• _INSTRUCTIONS FOR THE TASK_
Identify all lines in the data containing the string "cũng". Copy them out.

(Data records)
══════════════════════════════

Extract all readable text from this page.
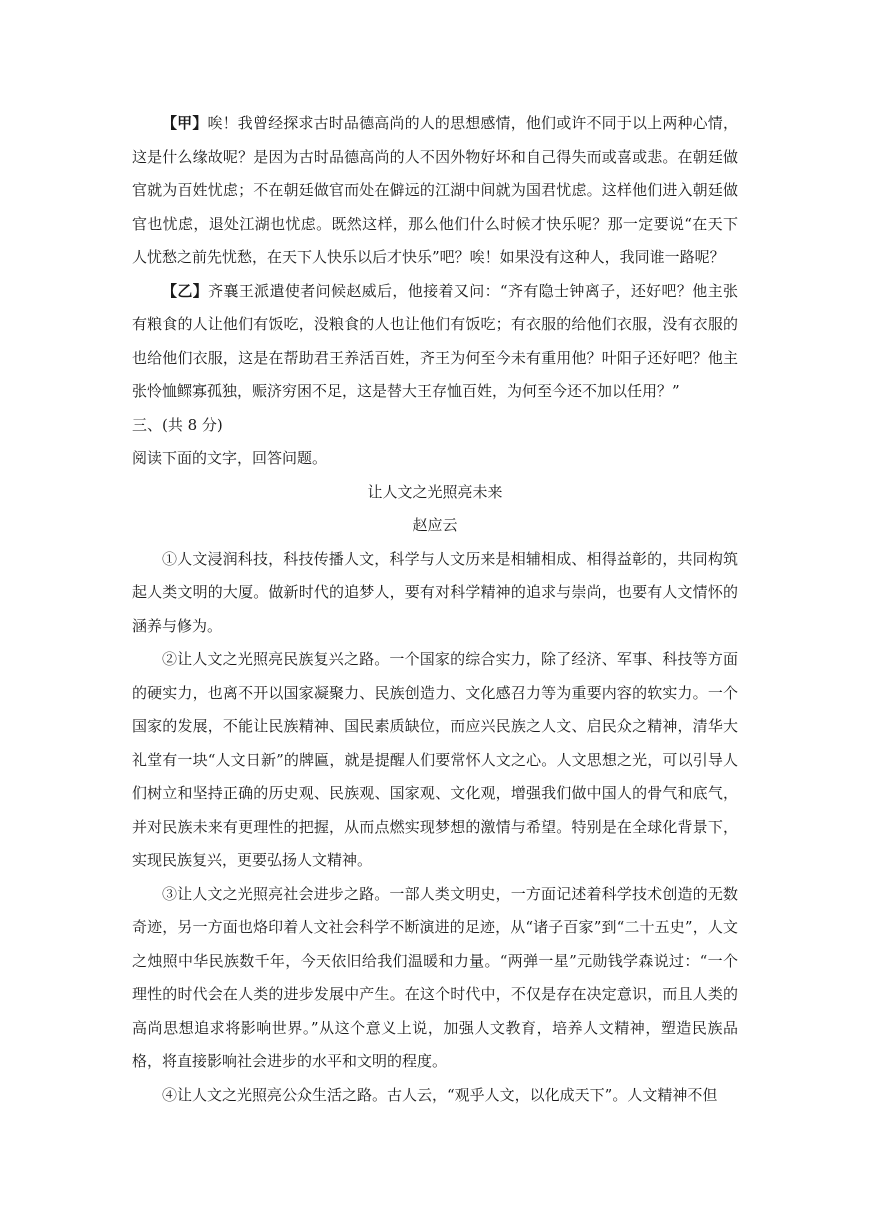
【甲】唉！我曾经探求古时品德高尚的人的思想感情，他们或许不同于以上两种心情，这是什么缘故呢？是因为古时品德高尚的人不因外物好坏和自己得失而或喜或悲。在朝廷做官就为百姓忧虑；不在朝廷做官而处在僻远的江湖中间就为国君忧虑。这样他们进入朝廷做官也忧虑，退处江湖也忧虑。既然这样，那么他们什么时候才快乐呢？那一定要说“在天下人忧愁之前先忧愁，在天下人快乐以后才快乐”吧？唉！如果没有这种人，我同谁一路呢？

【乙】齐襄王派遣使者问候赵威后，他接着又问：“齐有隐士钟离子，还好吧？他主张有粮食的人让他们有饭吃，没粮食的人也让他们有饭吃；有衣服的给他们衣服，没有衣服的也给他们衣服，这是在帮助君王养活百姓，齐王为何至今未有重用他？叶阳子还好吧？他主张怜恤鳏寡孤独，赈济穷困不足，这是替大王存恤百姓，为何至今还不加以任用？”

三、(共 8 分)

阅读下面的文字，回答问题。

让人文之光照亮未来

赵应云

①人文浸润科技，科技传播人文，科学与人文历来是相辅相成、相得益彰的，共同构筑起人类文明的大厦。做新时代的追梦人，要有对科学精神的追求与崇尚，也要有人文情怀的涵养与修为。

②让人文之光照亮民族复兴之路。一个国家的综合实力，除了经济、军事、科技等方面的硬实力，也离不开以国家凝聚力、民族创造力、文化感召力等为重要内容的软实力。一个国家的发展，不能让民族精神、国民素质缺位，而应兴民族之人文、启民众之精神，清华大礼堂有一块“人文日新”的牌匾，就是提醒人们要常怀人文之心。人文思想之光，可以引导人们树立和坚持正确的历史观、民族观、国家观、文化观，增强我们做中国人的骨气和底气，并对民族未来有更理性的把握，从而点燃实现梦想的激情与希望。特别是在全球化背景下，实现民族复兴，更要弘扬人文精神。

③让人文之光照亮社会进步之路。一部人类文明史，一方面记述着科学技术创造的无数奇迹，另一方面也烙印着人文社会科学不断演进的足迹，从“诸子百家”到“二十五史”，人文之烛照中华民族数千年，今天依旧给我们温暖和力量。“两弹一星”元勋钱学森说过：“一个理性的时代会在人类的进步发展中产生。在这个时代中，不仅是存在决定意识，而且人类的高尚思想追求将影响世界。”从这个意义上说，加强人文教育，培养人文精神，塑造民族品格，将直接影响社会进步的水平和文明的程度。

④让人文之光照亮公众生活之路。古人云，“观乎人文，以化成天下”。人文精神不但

══════════════════════════════

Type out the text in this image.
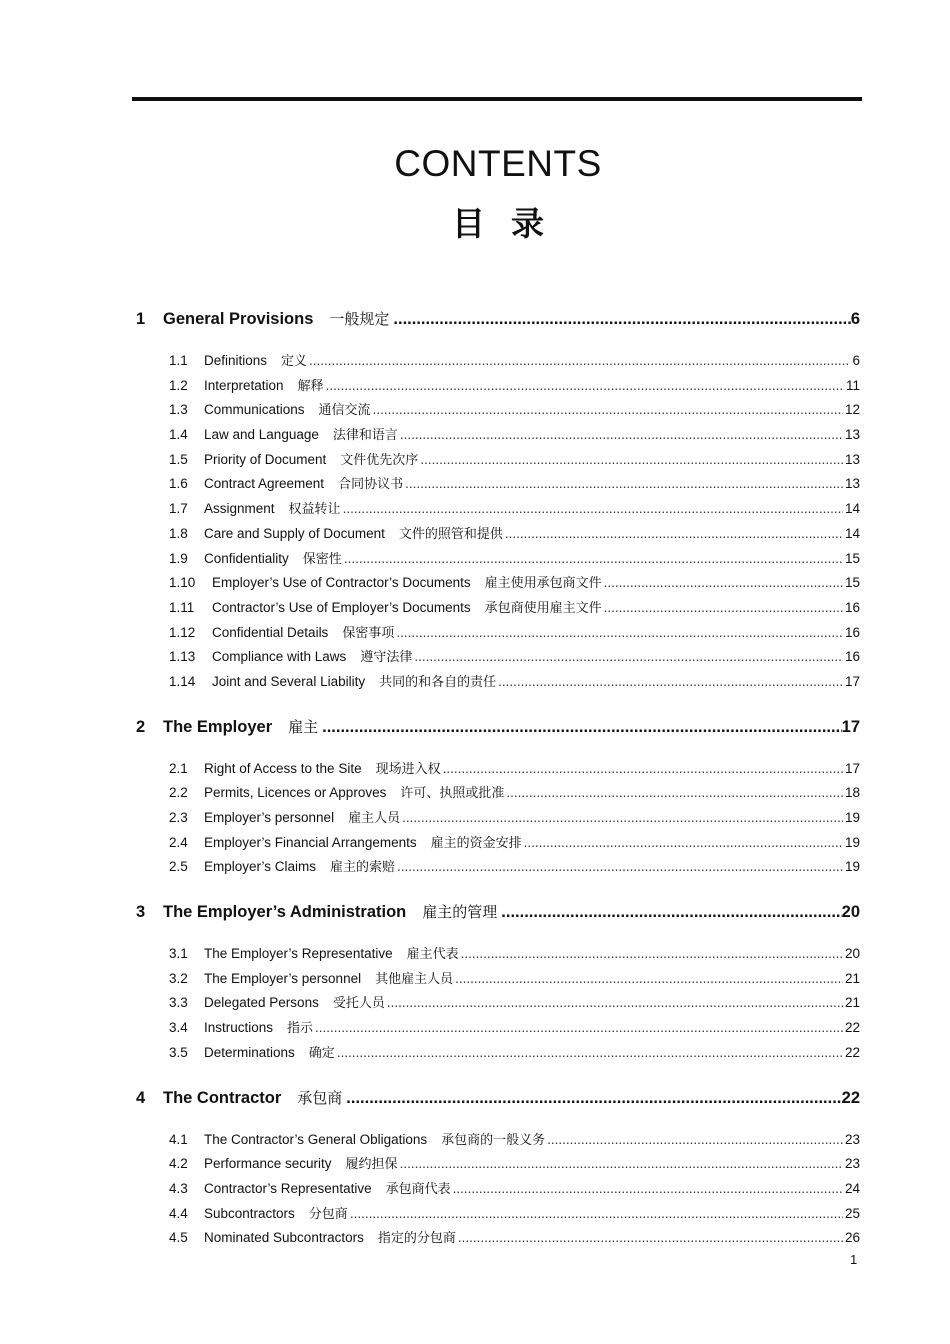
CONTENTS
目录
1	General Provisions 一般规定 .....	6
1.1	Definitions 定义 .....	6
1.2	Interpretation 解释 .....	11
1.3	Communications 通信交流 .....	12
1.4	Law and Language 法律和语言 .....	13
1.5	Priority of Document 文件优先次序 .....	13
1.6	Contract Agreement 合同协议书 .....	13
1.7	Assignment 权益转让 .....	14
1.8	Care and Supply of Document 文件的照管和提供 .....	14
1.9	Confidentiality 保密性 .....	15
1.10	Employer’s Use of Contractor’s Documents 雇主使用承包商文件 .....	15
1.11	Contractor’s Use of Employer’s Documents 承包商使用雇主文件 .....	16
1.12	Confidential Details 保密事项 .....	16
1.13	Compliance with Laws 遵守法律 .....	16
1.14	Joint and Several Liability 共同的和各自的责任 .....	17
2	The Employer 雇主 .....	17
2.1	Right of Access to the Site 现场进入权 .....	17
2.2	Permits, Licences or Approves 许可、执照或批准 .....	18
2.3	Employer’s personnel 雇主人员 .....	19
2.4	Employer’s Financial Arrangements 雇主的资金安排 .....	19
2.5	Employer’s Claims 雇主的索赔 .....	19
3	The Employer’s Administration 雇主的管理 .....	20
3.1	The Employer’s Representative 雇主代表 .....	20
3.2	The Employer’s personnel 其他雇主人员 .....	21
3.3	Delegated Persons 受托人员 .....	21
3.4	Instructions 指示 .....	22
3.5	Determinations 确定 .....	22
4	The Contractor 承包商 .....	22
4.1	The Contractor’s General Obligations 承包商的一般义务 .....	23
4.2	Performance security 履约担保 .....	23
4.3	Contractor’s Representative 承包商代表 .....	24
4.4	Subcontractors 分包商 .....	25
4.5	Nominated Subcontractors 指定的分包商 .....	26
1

══════════════════════════════

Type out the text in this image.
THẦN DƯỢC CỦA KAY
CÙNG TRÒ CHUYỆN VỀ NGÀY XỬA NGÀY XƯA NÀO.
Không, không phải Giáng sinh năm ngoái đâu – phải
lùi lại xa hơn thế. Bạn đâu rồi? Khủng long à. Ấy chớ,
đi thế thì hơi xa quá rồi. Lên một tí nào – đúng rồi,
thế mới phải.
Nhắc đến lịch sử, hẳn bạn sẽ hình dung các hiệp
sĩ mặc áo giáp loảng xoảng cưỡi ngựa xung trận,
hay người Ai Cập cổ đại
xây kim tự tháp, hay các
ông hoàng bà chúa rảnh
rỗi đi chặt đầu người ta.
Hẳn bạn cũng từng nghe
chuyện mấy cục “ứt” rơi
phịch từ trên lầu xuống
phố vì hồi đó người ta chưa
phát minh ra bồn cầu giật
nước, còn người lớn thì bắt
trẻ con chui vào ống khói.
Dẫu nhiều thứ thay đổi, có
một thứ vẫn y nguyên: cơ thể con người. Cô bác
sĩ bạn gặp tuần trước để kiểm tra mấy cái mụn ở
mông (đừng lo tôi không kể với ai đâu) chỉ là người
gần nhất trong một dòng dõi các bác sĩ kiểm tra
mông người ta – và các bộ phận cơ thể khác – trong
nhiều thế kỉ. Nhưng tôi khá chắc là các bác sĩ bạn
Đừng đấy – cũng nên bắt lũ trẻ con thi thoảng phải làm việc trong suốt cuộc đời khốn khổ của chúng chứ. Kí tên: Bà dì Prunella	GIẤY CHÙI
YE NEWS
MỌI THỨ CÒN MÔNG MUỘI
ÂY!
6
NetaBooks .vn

══════════════════════════════

• _COMPLETED TASK_
Hẳn bạn cũng từng nghe
Đừng đấy – cũng nên bắt lũ trẻ con thi thoảng phải làm việc trong suốt cuộc đời khốn khổ của chúng chứ. Kí tên: Bà dì Prunella	GIẤY CHÙI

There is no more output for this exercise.